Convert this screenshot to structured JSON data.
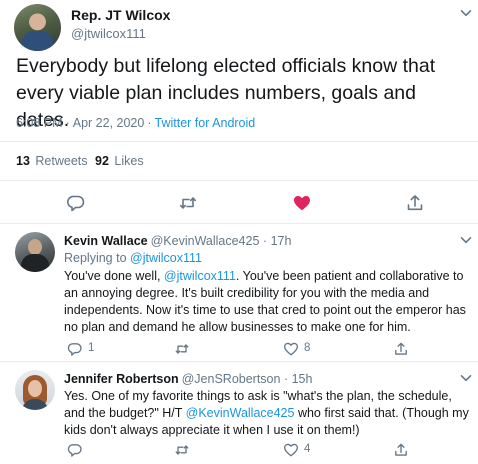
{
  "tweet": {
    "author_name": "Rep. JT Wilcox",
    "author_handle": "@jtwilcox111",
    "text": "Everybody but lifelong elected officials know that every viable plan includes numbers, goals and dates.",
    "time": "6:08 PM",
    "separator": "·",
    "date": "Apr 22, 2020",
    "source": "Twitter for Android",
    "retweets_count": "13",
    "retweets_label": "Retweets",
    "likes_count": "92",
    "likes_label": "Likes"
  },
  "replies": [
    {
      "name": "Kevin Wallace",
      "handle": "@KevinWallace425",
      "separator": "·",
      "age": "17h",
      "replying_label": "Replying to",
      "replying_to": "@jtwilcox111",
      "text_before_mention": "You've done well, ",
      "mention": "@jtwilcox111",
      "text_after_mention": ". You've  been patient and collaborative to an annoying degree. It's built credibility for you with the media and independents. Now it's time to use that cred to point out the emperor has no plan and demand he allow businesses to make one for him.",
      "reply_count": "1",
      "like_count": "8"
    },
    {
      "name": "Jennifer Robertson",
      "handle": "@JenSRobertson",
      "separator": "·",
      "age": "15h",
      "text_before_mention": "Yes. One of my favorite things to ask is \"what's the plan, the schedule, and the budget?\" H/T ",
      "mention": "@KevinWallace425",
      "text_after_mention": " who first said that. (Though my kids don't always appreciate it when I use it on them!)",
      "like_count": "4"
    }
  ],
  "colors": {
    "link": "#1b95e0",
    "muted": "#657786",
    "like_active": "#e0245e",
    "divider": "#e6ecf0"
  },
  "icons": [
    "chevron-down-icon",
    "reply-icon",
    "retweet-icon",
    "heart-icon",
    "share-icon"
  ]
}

===============

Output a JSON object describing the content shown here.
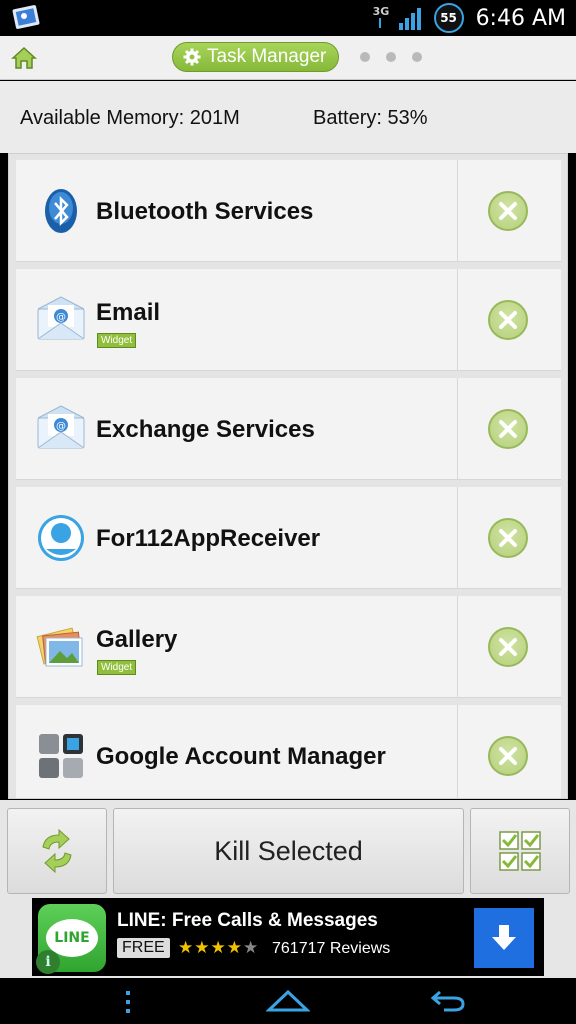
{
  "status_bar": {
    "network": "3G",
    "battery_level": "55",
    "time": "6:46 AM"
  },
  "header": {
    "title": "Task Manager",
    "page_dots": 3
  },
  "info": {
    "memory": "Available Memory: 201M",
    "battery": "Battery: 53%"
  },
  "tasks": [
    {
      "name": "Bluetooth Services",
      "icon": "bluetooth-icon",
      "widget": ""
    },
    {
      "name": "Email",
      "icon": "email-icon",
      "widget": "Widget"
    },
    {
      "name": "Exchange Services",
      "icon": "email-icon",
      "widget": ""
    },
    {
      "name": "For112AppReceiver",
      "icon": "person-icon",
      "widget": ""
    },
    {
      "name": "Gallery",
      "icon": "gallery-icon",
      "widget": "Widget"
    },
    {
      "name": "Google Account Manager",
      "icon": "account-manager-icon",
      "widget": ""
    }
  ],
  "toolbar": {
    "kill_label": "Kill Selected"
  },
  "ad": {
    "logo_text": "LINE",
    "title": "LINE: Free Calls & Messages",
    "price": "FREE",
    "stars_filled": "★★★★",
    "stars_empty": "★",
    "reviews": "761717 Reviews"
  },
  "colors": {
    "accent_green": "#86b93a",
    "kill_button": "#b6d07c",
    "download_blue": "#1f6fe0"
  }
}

===============

Look through the data above. Find each line with the string "time" and copy it.

▶ _OUTPUT FOR THIS EXERCISE_
    "time": "6:08 PM",
      "text_after_mention": ". You've  been patient and collaborative to an annoying degree. It's built credibility for you with the media and independents. Now it's time to use that cred to point out the emperor has no plan and demand he allow businesses to make one for him.",
    "time": "6:46 AM"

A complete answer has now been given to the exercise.